STATED EXERCISE: Transcribe every line of the records verbatim.

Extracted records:
******************************

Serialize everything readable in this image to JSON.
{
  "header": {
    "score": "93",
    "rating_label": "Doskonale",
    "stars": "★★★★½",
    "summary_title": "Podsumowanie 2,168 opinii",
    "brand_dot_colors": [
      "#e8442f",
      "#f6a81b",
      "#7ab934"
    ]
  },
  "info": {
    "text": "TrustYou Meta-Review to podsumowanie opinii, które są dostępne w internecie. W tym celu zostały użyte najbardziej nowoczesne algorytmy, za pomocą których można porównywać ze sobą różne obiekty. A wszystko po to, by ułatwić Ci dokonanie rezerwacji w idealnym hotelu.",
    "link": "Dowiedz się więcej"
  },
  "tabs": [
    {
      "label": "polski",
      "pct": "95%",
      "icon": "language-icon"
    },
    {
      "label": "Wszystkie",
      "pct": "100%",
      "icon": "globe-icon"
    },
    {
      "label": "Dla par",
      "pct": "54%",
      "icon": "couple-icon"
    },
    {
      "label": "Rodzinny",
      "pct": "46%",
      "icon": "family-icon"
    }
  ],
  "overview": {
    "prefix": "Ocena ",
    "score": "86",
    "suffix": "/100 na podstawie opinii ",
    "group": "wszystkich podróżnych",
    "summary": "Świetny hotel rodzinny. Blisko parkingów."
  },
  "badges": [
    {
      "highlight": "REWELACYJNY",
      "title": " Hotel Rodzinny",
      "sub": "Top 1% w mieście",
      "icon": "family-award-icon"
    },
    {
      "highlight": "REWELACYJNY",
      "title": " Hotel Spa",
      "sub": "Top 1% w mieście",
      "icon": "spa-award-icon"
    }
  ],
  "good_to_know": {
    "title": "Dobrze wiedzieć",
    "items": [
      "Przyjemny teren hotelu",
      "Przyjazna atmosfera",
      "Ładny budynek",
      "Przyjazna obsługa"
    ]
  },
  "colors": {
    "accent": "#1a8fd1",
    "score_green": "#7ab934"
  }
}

******************************

FULL ANSWER:
Serialize everything readable in this image to JSON.
{
  "header": {
    "score": "93",
    "rating_label": "Doskonale",
    "stars": "★★★★½",
    "summary_title": "Podsumowanie 2,168 opinii",
    "brand_dot_colors": [
      "#e8442f",
      "#f6a81b",
      "#7ab934"
    ]
  },
  "info": {
    "text": "TrustYou Meta-Review to podsumowanie opinii, które są dostępne w internecie. W tym celu zostały użyte najbardziej nowoczesne algorytmy, za pomocą których można porównywać ze sobą różne obiekty. A wszystko po to, by ułatwić Ci dokonanie rezerwacji w idealnym hotelu.",
    "link": "Dowiedz się więcej"
  },
  "tabs": [
    {
      "label": "polski",
      "pct": "95%",
      "icon": "language-icon"
    },
    {
      "label": "Wszystkie",
      "pct": "100%",
      "icon": "globe-icon"
    },
    {
      "label": "Dla par",
      "pct": "54%",
      "icon": "couple-icon"
    },
    {
      "label": "Rodzinny",
      "pct": "46%",
      "icon": "family-icon"
    }
  ],
  "overview": {
    "prefix": "Ocena ",
    "score": "86",
    "suffix": "/100 na podstawie opinii ",
    "group": "wszystkich podróżnych",
    "summary": "Świetny hotel rodzinny. Blisko parkingów."
  },
  "badges": [
    {
      "highlight": "REWELACYJNY",
      "title": " Hotel Rodzinny",
      "sub": "Top 1% w mieście",
      "icon": "family-award-icon"
    },
    {
      "highlight": "REWELACYJNY",
      "title": " Hotel Spa",
      "sub": "Top 1% w mieście",
      "icon": "spa-award-icon"
    }
  ],
  "good_to_know": {
    "title": "Dobrze wiedzieć",
    "items": [
      "Przyjemny teren hotelu",
      "Przyjazna atmosfera",
      "Ładny budynek",
      "Przyjazna obsługa"
    ]
  },
  "colors": {
    "accent": "#1a8fd1",
    "score_green": "#7ab934"
  }
}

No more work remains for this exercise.